| MATERIAL TO PROCESS |
>> BEGIN
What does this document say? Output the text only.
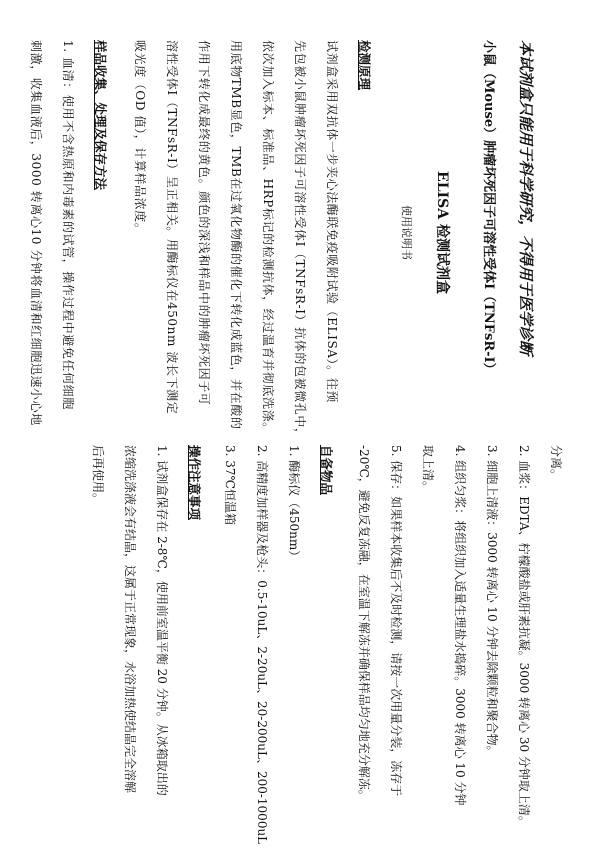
本试剂盒只能用于科学研究，不得用于医学诊断
小鼠（Mouse）肿瘤坏死因子可溶性受体Ⅰ（TNFsR-Ⅰ）
ELISA 检测试剂盒
使用说明书
检测原理
试剂盒采用双抗体一步夹心法酶联免疫吸附试验（ELISA）。往预
先包被小鼠肿瘤坏死因子可溶性受体Ⅰ（TNFsR-Ⅰ）抗体的包被微孔中，
依次加入标本、标准品、HRP标记的检测抗体，经过温育并彻底洗涤。
用底物TMB显色，TMB在过氧化物酶的催化下转化成蓝色，并在酸的
作用下转化成最终的黄色。颜色的深浅和样品中的肿瘤坏死因子可
溶性受体Ⅰ（TNFsR-Ⅰ）呈正相关。用酶标仪在450nm 波长下测定
吸光度（OD 值），计算样品浓度。
样品收集、处理及保存方法
1. 血清：使用不含热原和内毒素的试管，操作过程中避免任何细胞
刺激，收集血液后，3000 转离心10 分钟将血清和红细胞迅速小心地
分离。
2. 血浆：EDTA、柠檬酸盐或肝素抗凝。3000 转离心 30 分钟取上清。
3. 细胞上清液：3000 转离心 10 分钟去除颗粒和聚合物。
4. 组织匀浆：将组织加入适量生理盐水捣碎。3000 转离心 10 分钟
取上清。
5. 保存：如果样本收集后不及时检测，请按一次用量分装，冻存于
-20℃，避免反复冻融，在室温下解冻并确保样品均匀地充分解冻。
自备物品
1. 酶标仪（450nm）
2. 高精度加样器及枪头：0.5-10uL、2-20uL、20-200uL、200-1000uL
3. 37℃恒温箱
操作注意事项
1. 试剂盒保存在 2-8℃，使用前室温平衡 20 分钟。从冰箱取出的
浓缩洗涤液会有结晶，这属于正常现象，水浴加热使结晶完全溶解
后再使用。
>> END
Retype the whole listing, keeping every line identical and omitting all pictures.

| WRITTEN SOLUTION |
What does this document say? Output the text only.
本试剂盒只能用于科学研究，不得用于医学诊断
小鼠（Mouse）肿瘤坏死因子可溶性受体Ⅰ（TNFsR-Ⅰ）
ELISA 检测试剂盒
使用说明书
检测原理
试剂盒采用双抗体一步夹心法酶联免疫吸附试验（ELISA）。往预
先包被小鼠肿瘤坏死因子可溶性受体Ⅰ（TNFsR-Ⅰ）抗体的包被微孔中，
依次加入标本、标准品、HRP标记的检测抗体，经过温育并彻底洗涤。
用底物TMB显色，TMB在过氧化物酶的催化下转化成蓝色，并在酸的
作用下转化成最终的黄色。颜色的深浅和样品中的肿瘤坏死因子可
溶性受体Ⅰ（TNFsR-Ⅰ）呈正相关。用酶标仪在450nm 波长下测定
吸光度（OD 值），计算样品浓度。
样品收集、处理及保存方法
1. 血清：使用不含热原和内毒素的试管，操作过程中避免任何细胞
刺激，收集血液后，3000 转离心10 分钟将血清和红细胞迅速小心地
分离。
2. 血浆：EDTA、柠檬酸盐或肝素抗凝。3000 转离心 30 分钟取上清。
3. 细胞上清液：3000 转离心 10 分钟去除颗粒和聚合物。
4. 组织匀浆：将组织加入适量生理盐水捣碎。3000 转离心 10 分钟
取上清。
5. 保存：如果样本收集后不及时检测，请按一次用量分装，冻存于
-20℃，避免反复冻融，在室温下解冻并确保样品均匀地充分解冻。
自备物品
1. 酶标仪（450nm）
2. 高精度加样器及枪头：0.5-10uL、2-20uL、20-200uL、200-1000uL
3. 37℃恒温箱
操作注意事项
1. 试剂盒保存在 2-8℃，使用前室温平衡 20 分钟。从冰箱取出的
浓缩洗涤液会有结晶，这属于正常现象，水浴加热使结晶完全溶解
后再使用。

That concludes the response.